● **Objective**: Below are records; count the lines in them that hold "ἴσας" and give only the count.

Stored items
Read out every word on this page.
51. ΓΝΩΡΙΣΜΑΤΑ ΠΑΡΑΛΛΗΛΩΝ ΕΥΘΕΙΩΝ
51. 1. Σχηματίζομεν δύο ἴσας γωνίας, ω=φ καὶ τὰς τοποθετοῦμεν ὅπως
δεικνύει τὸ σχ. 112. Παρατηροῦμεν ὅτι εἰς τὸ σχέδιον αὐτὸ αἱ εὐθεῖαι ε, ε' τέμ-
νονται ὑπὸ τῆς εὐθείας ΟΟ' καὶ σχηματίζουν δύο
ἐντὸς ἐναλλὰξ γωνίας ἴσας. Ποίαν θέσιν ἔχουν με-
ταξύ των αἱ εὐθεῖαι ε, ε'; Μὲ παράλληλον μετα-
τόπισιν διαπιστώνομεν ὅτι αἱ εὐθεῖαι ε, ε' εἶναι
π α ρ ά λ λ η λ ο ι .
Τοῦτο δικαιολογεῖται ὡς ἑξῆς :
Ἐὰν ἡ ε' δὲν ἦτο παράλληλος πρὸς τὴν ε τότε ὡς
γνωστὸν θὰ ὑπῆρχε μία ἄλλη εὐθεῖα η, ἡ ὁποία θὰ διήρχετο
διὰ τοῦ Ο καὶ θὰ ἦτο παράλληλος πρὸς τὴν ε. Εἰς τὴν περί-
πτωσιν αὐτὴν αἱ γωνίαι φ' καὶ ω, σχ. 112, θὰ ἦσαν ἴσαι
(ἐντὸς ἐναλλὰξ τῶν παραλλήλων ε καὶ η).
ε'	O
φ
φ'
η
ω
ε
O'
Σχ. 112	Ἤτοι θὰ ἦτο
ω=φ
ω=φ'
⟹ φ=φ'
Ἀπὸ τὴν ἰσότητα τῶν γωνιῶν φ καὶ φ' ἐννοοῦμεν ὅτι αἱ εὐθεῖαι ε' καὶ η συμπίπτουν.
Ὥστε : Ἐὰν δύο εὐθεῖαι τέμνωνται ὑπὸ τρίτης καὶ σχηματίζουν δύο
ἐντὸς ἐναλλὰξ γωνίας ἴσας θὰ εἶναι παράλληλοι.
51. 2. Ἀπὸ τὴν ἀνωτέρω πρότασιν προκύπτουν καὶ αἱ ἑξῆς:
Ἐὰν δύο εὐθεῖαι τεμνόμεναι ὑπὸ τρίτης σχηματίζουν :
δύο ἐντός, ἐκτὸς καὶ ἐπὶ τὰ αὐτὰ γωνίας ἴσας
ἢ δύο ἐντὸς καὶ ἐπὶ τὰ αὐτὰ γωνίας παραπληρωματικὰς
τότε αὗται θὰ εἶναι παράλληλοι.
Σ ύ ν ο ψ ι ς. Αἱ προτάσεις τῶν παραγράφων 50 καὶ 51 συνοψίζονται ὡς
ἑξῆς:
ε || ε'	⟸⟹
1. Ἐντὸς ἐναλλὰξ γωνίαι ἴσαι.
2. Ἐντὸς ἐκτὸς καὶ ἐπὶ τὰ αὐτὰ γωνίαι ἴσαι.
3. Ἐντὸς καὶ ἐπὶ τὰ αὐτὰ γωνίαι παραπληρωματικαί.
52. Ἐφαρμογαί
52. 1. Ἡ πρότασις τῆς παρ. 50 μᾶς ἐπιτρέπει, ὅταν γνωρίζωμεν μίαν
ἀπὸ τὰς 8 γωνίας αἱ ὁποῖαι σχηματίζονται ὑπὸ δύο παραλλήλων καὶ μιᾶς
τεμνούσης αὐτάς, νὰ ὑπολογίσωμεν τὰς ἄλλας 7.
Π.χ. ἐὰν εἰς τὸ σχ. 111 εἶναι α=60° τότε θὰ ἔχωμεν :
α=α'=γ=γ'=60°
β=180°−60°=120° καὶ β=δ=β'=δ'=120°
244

● **Solution to the exercise**: 4